• Task material:
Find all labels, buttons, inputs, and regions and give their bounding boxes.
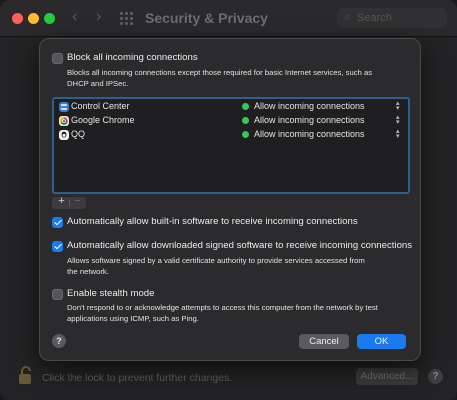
chevron-up-down-icon[interactable]: ▴ ▾: [396, 128, 400, 140]
add-remove-control: + −: [52, 195, 86, 209]
zoom-window-button[interactable]: [44, 13, 55, 24]
lock-icon[interactable]: [17, 365, 35, 385]
remove-app-button[interactable]: −: [71, 195, 84, 207]
window-title: Security & Privacy: [145, 10, 268, 26]
control-center-icon: [59, 102, 69, 112]
chevron-up-down-icon[interactable]: ▴ ▾: [396, 114, 400, 126]
auto-signed-description: Allows software signed by a valid certif…: [67, 256, 365, 276]
app-status: Allow incoming connections: [254, 115, 365, 125]
block-all-checkbox[interactable]: [52, 53, 63, 64]
search-field[interactable]: ⌕ Search: [337, 8, 447, 28]
add-app-button[interactable]: +: [55, 195, 68, 207]
qq-icon: [59, 130, 69, 140]
list-item[interactable]: Control Center Allow incoming connection…: [58, 100, 404, 114]
show-all-grid-icon[interactable]: [120, 12, 133, 25]
stealth-mode-checkbox[interactable]: [52, 289, 63, 300]
chevron-up-down-icon[interactable]: ▴ ▾: [396, 100, 400, 112]
lock-message: Click the lock to prevent further change…: [42, 372, 233, 384]
list-item[interactable]: QQ Allow incoming connections ▴ ▾: [58, 128, 404, 142]
chevron-right-icon[interactable]: ›: [96, 8, 101, 26]
firewall-options-sheet: Block all incoming connections Blocks al…: [39, 38, 421, 361]
advanced-button[interactable]: Advanced...: [356, 368, 418, 385]
search-icon: ⌕: [344, 11, 351, 23]
status-dot-icon: [242, 117, 249, 124]
app-status: Allow incoming connections: [254, 101, 365, 111]
status-dot-icon: [242, 131, 249, 138]
app-name: Google Chrome: [71, 115, 135, 125]
help-button[interactable]: ?: [52, 334, 66, 348]
auto-builtin-checkbox[interactable]: [52, 217, 63, 228]
bottom-bar: Click the lock to prevent further change…: [0, 362, 457, 392]
auto-signed-label: Automatically allow downloaded signed so…: [67, 240, 413, 251]
app-status: Allow incoming connections: [254, 129, 365, 139]
titlebar: ‹ › Security & Privacy ⌕ Search: [0, 0, 457, 37]
search-placeholder: Search: [357, 12, 392, 24]
divider: [69, 199, 70, 207]
stealth-mode-description: Don't respond to or acknowledge attempts…: [67, 303, 378, 323]
block-all-label: Block all incoming connections: [67, 52, 198, 63]
cancel-button[interactable]: Cancel: [299, 334, 349, 349]
app-name: QQ: [71, 129, 86, 139]
app-list[interactable]: Control Center Allow incoming connection…: [52, 97, 410, 194]
help-button[interactable]: ?: [428, 369, 443, 384]
ok-button[interactable]: OK: [357, 334, 406, 349]
list-item[interactable]: Google Chrome Allow incoming connections…: [58, 114, 404, 128]
status-dot-icon: [242, 103, 249, 110]
chevron-left-icon[interactable]: ‹: [72, 8, 77, 26]
auto-builtin-label: Automatically allow built-in software to…: [67, 216, 358, 227]
block-all-description: Blocks all incoming connections except t…: [67, 68, 373, 88]
app-name: Control Center: [71, 101, 130, 111]
close-window-button[interactable]: [12, 13, 23, 24]
stealth-mode-label: Enable stealth mode: [67, 288, 155, 299]
chrome-icon: [59, 116, 69, 126]
auto-signed-checkbox[interactable]: [52, 241, 63, 252]
security-privacy-window: ‹ › Security & Privacy ⌕ Search Click th…: [0, 0, 457, 400]
minimize-window-button[interactable]: [28, 13, 39, 24]
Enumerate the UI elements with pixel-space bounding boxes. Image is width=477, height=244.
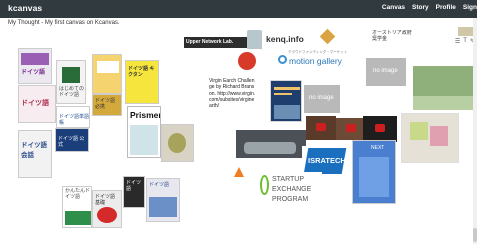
no-image-placeholder[interactable]: no image [366,58,406,86]
book-shinkyo-title: ドイツ語 [126,180,142,192]
book-vocab[interactable]: ドイツ語単語帳 [56,106,90,128]
text-tool-icon[interactable]: T [463,38,467,45]
photo-flowers[interactable] [161,124,194,162]
book-kiso[interactable]: ドイツ語 基礎 [92,190,122,228]
book-koshiki-title: ドイツ語 公式 [58,136,85,148]
poster-image[interactable] [270,80,302,122]
main-nav: Canvas Story Profile Sign [382,4,477,11]
book-kaiwa-title: ドイツ語会話 [21,142,47,159]
book-start-title: はじめてのドイツ語 [59,86,85,98]
book-kiso-title: ドイツ語 基礎 [95,194,116,206]
motion-gallery-icon [278,55,287,64]
diamond-logo-image[interactable] [317,27,338,47]
top-right-image[interactable] [458,27,474,36]
book-green[interactable]: ドイツ語 [146,178,180,222]
top-nav-bar: kcanvas Canvas Story Profile Sign [0,0,477,18]
scrollbar-thumb[interactable] [473,228,477,242]
logo-startup-exchange[interactable]: STARTUP EXCHANGE PROGRAM [258,172,322,212]
vertical-scrollbar[interactable] [473,18,477,244]
no-image-label-2: no image [309,95,334,101]
video-thumbnail-3[interactable] [363,116,397,142]
car-image[interactable] [236,130,306,158]
app-logo[interactable]: kcanvas [8,3,42,13]
pencil-image[interactable] [247,30,262,50]
book-koshiki[interactable]: ドイツ語 公式 [55,128,89,152]
book-green-title: ドイツ語 [149,182,170,188]
logo-kengo-text: kenq.info [266,34,304,44]
caption-austria[interactable]: オーストリア政府奨学金 [372,30,416,48]
nav-profile[interactable]: Profile [436,4,456,11]
book-prismen-title: Prismen [130,110,161,120]
book-next[interactable]: NEXT [352,140,396,204]
isratech-text: ISRATECH [308,156,346,165]
note-virgin-earth[interactable]: Virgin Earch Challenge by Richard Branso… [209,78,257,124]
book-vocab-title: ドイツ語単語帳 [59,114,90,126]
tile-motion-gallery[interactable]: クラウドファンディング・マーケット motion gallery [276,49,366,71]
no-image-label: no image [373,68,398,74]
book-yellow-cd[interactable] [92,54,122,94]
list-icon[interactable]: ☰ [455,38,460,45]
video-thumbnail-2[interactable] [336,118,366,140]
caption-austria-text: オーストリア政府奨学金 [372,30,412,42]
canvas-toolbar: ☰ T ✎ [455,38,475,45]
book-kantan-title: かんたんドイツ語 [65,188,91,200]
photo-posters[interactable] [401,113,459,163]
startup-line2: EXCHANGE [272,186,312,193]
note-virgin-earth-text: Virgin Earch Challenge by Richard Branso… [209,78,256,109]
photo-park[interactable] [413,66,473,110]
video-thumbnail[interactable] [306,116,336,140]
no-image-placeholder-2[interactable]: no image [304,85,340,113]
book-hikkei-title: ドイツ語 必携 [95,98,116,110]
nav-story[interactable]: Story [412,4,429,11]
book-doitsugo-title: ドイツ語 [21,70,46,76]
nav-sign[interactable]: Sign [463,4,477,11]
book-start[interactable]: はじめてのドイツ語 [56,60,86,104]
nav-canvas[interactable]: Canvas [382,4,405,11]
book-next-title: NEXT [371,145,385,151]
red-circle-image[interactable] [233,49,261,74]
logo-kengo[interactable]: kenq.info [264,30,316,50]
startup-line1: STARTUP [272,176,305,183]
book-doitsugo[interactable]: ドイツ語 [18,48,52,84]
startup-line3: PROGRAM [272,196,309,203]
book-kikutan[interactable]: ドイツ語 キクタン [125,60,159,104]
book-shinkyo[interactable]: ドイツ語 [123,176,145,208]
motion-gallery-subtitle: クラウドファンディング・マーケット [288,50,348,54]
motion-gallery-title: motion gallery [289,56,342,66]
book-kantan[interactable]: かんたんドイツ語 [62,186,92,228]
book-kaiwa[interactable]: ドイツ語会話 [18,130,52,178]
banner-upper-network-text: Upper Network Lab. [186,39,234,45]
orange-logo[interactable] [232,164,246,182]
startup-leaf-icon [260,175,269,195]
book-doitsugo-2[interactable]: ドイツ語 [18,85,56,123]
book-doitsugo-2-title: ドイツ語 [21,100,49,107]
canvas-subtitle: My Thought - My first canvas on Kcanvas. [8,20,120,26]
book-hikkei[interactable]: ドイツ語 必携 [92,94,122,116]
book-prismen[interactable]: Prismen [127,106,161,158]
book-kikutan-title: ドイツ語 キクタン [128,66,155,78]
banner-upper-network[interactable]: Upper Network Lab. [184,37,256,48]
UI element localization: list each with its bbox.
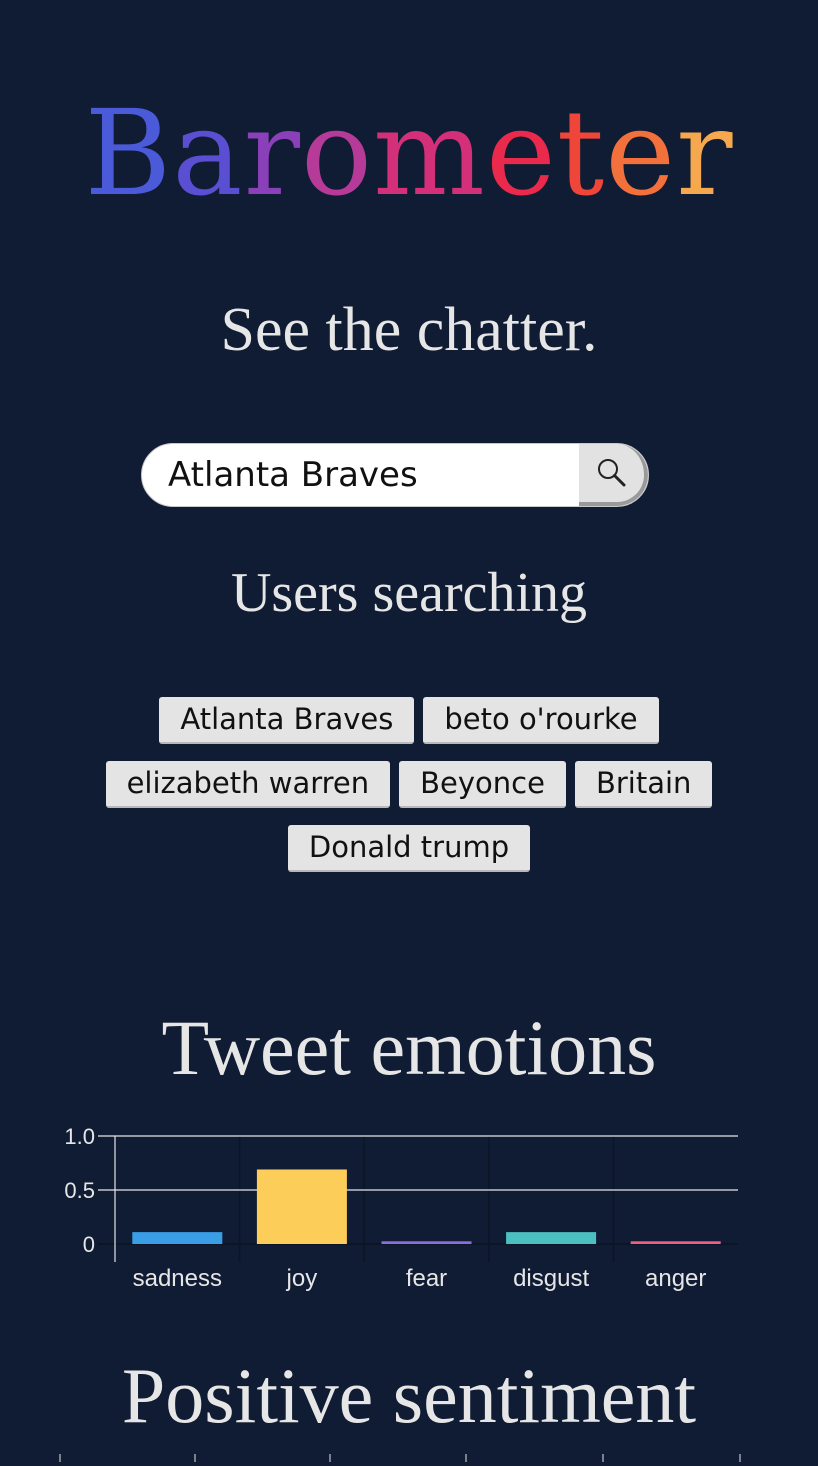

• Aim:
Reproduce verbatim the lines from the line with "no-image-placeholder[interactable]: no image" up to and including the line with "book-kiso[interactable]: ドイツ語 基礎".

• Answer for the task:
no-image-placeholder[interactable]: no image [366,58,406,86]
book-shinkyo-title: ドイツ語 [126,180,142,192]
book-vocab[interactable]: ドイツ語単語帳 [56,106,90,128]
text-tool-icon[interactable]: T [463,38,467,45]
photo-flowers[interactable] [161,124,194,162]
book-kiso[interactable]: ドイツ語 基礎 [92,190,122,228]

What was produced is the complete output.